Exercise requirements: Write out all of the entries exactly, please.
===============
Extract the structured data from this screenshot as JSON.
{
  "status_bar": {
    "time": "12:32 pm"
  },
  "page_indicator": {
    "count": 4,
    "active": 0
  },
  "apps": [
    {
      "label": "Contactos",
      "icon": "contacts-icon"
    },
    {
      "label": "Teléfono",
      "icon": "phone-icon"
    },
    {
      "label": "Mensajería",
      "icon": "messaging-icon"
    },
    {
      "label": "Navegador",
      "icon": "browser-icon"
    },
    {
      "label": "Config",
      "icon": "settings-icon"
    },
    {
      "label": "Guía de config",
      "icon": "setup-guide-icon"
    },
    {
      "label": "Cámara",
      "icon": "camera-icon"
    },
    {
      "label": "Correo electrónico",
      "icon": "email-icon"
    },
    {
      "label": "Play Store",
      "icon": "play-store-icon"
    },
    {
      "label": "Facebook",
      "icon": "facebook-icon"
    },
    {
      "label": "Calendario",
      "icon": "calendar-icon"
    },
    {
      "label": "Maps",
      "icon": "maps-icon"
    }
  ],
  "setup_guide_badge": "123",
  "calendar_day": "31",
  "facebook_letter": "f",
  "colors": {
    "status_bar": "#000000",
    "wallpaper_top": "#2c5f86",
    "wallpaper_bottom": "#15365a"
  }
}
===============
Solution to the exercise:
Extract the structured data from this screenshot as JSON.
{
  "status_bar": {
    "time": "12:32 pm"
  },
  "page_indicator": {
    "count": 4,
    "active": 0
  },
  "apps": [
    {
      "label": "Contactos",
      "icon": "contacts-icon"
    },
    {
      "label": "Teléfono",
      "icon": "phone-icon"
    },
    {
      "label": "Mensajería",
      "icon": "messaging-icon"
    },
    {
      "label": "Navegador",
      "icon": "browser-icon"
    },
    {
      "label": "Config",
      "icon": "settings-icon"
    },
    {
      "label": "Guía de config",
      "icon": "setup-guide-icon"
    },
    {
      "label": "Cámara",
      "icon": "camera-icon"
    },
    {
      "label": "Correo electrónico",
      "icon": "email-icon"
    },
    {
      "label": "Play Store",
      "icon": "play-store-icon"
    },
    {
      "label": "Facebook",
      "icon": "facebook-icon"
    },
    {
      "label": "Calendario",
      "icon": "calendar-icon"
    },
    {
      "label": "Maps",
      "icon": "maps-icon"
    }
  ],
  "setup_guide_badge": "123",
  "calendar_day": "31",
  "facebook_letter": "f",
  "colors": {
    "status_bar": "#000000",
    "wallpaper_top": "#2c5f86",
    "wallpaper_bottom": "#15365a"
  }
}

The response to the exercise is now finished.